[Start of Provided records]
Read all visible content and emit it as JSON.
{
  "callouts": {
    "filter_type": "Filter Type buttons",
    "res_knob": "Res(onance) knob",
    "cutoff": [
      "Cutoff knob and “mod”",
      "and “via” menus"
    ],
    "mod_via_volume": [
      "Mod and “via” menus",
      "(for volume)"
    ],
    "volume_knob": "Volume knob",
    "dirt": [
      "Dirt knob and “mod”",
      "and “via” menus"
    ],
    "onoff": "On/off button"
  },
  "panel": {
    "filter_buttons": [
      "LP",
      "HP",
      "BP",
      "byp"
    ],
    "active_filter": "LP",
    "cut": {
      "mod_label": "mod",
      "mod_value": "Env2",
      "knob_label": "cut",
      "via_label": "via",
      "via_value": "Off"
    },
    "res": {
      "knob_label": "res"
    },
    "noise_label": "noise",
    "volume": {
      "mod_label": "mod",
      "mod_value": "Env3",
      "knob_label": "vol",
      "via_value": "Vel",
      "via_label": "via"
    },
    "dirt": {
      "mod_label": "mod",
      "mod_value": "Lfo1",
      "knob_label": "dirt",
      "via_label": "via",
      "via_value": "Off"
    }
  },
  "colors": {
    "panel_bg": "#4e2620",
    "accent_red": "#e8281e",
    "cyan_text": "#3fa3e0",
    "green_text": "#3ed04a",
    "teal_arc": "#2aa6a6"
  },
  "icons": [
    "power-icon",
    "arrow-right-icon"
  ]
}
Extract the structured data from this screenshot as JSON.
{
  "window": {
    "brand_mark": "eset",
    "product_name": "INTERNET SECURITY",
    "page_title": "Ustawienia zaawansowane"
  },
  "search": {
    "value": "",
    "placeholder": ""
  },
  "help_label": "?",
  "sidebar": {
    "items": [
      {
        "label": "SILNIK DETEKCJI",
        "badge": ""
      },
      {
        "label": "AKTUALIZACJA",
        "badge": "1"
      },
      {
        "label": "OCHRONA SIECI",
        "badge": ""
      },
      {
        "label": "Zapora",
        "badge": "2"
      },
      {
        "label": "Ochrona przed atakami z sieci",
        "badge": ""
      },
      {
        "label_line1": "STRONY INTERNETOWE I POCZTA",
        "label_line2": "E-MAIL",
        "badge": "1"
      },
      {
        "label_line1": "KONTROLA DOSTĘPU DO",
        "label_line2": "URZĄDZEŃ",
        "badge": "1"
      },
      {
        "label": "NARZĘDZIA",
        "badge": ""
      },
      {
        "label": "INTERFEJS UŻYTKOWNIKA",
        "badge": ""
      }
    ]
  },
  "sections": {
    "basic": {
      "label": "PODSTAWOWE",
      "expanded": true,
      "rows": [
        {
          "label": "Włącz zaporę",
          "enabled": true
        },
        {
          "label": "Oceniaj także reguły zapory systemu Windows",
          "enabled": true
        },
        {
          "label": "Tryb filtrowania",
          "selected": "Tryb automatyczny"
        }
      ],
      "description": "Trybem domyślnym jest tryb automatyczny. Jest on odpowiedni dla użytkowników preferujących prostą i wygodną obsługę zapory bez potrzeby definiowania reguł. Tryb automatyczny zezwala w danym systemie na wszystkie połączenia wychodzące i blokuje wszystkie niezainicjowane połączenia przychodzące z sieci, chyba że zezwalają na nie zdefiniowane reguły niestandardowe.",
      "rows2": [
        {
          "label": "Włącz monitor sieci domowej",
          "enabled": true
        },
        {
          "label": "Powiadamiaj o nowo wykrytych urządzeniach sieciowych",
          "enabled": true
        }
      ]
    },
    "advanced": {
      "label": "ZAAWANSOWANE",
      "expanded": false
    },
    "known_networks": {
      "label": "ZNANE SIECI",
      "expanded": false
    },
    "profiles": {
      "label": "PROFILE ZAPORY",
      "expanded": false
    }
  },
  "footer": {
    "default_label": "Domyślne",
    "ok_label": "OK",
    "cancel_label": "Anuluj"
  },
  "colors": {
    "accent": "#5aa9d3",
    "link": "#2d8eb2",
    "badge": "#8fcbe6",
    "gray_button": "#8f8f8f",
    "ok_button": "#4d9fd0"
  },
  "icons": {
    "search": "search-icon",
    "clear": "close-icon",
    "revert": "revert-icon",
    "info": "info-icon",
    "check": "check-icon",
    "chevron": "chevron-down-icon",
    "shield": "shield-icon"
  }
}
[End of Provided records]
**Short exercise:**
Reproduce each entry above exactly, keeping every word.

**Right answer:**
Read all visible content and emit it as JSON.
{
  "callouts": {
    "filter_type": "Filter Type buttons",
    "res_knob": "Res(onance) knob",
    "cutoff": [
      "Cutoff knob and “mod”",
      "and “via” menus"
    ],
    "mod_via_volume": [
      "Mod and “via” menus",
      "(for volume)"
    ],
    "volume_knob": "Volume knob",
    "dirt": [
      "Dirt knob and “mod”",
      "and “via” menus"
    ],
    "onoff": "On/off button"
  },
  "panel": {
    "filter_buttons": [
      "LP",
      "HP",
      "BP",
      "byp"
    ],
    "active_filter": "LP",
    "cut": {
      "mod_label": "mod",
      "mod_value": "Env2",
      "knob_label": "cut",
      "via_label": "via",
      "via_value": "Off"
    },
    "res": {
      "knob_label": "res"
    },
    "noise_label": "noise",
    "volume": {
      "mod_label": "mod",
      "mod_value": "Env3",
      "knob_label": "vol",
      "via_value": "Vel",
      "via_label": "via"
    },
    "dirt": {
      "mod_label": "mod",
      "mod_value": "Lfo1",
      "knob_label": "dirt",
      "via_label": "via",
      "via_value": "Off"
    }
  },
  "colors": {
    "panel_bg": "#4e2620",
    "accent_red": "#e8281e",
    "cyan_text": "#3fa3e0",
    "green_text": "#3ed04a",
    "teal_arc": "#2aa6a6"
  },
  "icons": [
    "power-icon",
    "arrow-right-icon"
  ]
}
Extract the structured data from this screenshot as JSON.
{
  "window": {
    "brand_mark": "eset",
    "product_name": "INTERNET SECURITY",
    "page_title": "Ustawienia zaawansowane"
  },
  "search": {
    "value": "",
    "placeholder": ""
  },
  "help_label": "?",
  "sidebar": {
    "items": [
      {
        "label": "SILNIK DETEKCJI",
        "badge": ""
      },
      {
        "label": "AKTUALIZACJA",
        "badge": "1"
      },
      {
        "label": "OCHRONA SIECI",
        "badge": ""
      },
      {
        "label": "Zapora",
        "badge": "2"
      },
      {
        "label": "Ochrona przed atakami z sieci",
        "badge": ""
      },
      {
        "label_line1": "STRONY INTERNETOWE I POCZTA",
        "label_line2": "E-MAIL",
        "badge": "1"
      },
      {
        "label_line1": "KONTROLA DOSTĘPU DO",
        "label_line2": "URZĄDZEŃ",
        "badge": "1"
      },
      {
        "label": "NARZĘDZIA",
        "badge": ""
      },
      {
        "label": "INTERFEJS UŻYTKOWNIKA",
        "badge": ""
      }
    ]
  },
  "sections": {
    "basic": {
      "label": "PODSTAWOWE",
      "expanded": true,
      "rows": [
        {
          "label": "Włącz zaporę",
          "enabled": true
        },
        {
          "label": "Oceniaj także reguły zapory systemu Windows",
          "enabled": true
        },
        {
          "label": "Tryb filtrowania",
          "selected": "Tryb automatyczny"
        }
      ],
      "description": "Trybem domyślnym jest tryb automatyczny. Jest on odpowiedni dla użytkowników preferujących prostą i wygodną obsługę zapory bez potrzeby definiowania reguł. Tryb automatyczny zezwala w danym systemie na wszystkie połączenia wychodzące i blokuje wszystkie niezainicjowane połączenia przychodzące z sieci, chyba że zezwalają na nie zdefiniowane reguły niestandardowe.",
      "rows2": [
        {
          "label": "Włącz monitor sieci domowej",
          "enabled": true
        },
        {
          "label": "Powiadamiaj o nowo wykrytych urządzeniach sieciowych",
          "enabled": true
        }
      ]
    },
    "advanced": {
      "label": "ZAAWANSOWANE",
      "expanded": false
    },
    "known_networks": {
      "label": "ZNANE SIECI",
      "expanded": false
    },
    "profiles": {
      "label": "PROFILE ZAPORY",
      "expanded": false
    }
  },
  "footer": {
    "default_label": "Domyślne",
    "ok_label": "OK",
    "cancel_label": "Anuluj"
  },
  "colors": {
    "accent": "#5aa9d3",
    "link": "#2d8eb2",
    "badge": "#8fcbe6",
    "gray_button": "#8f8f8f",
    "ok_button": "#4d9fd0"
  },
  "icons": {
    "search": "search-icon",
    "clear": "close-icon",
    "revert": "revert-icon",
    "info": "info-icon",
    "check": "check-icon",
    "chevron": "chevron-down-icon",
    "shield": "shield-icon"
  }
}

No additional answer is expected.